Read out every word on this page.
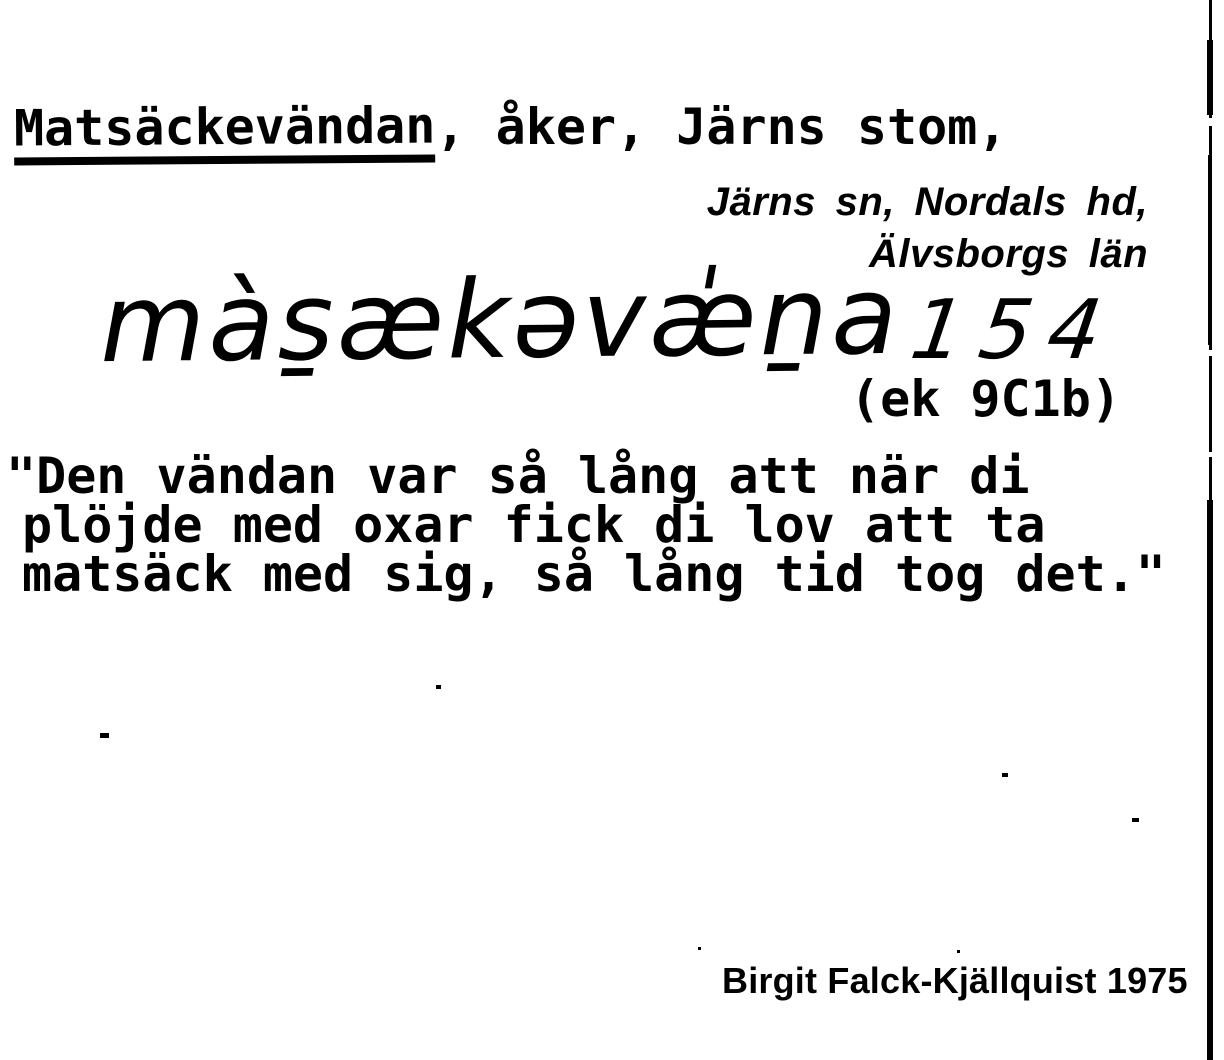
Matsäckevändan, åker, Järns stom,
Järns sn, Nordals hd,
Älvsborgs län
màs̱ækəvæ̍ṉa 154
(ek 9C1b)
"Den vändan var så lång att när di
plöjde med oxar fick di lov att ta
matsäck med sig, så lång tid tog det."
Birgit Falck-Kjällquist 1975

**What the task asks**
Reproduce all the entries that precede this task, word for word, minus any pictures.

**Output below**
Read out every word on this page.
Matsäckevändan, åker, Järns stom,
Järns sn, Nordals hd,
Älvsborgs län
màs̱ækəvæ̍ṉa 154
(ek 9C1b)
"Den vändan var så lång att när di
plöjde med oxar fick di lov att ta
matsäck med sig, så lång tid tog det."
Birgit Falck-Kjällquist 1975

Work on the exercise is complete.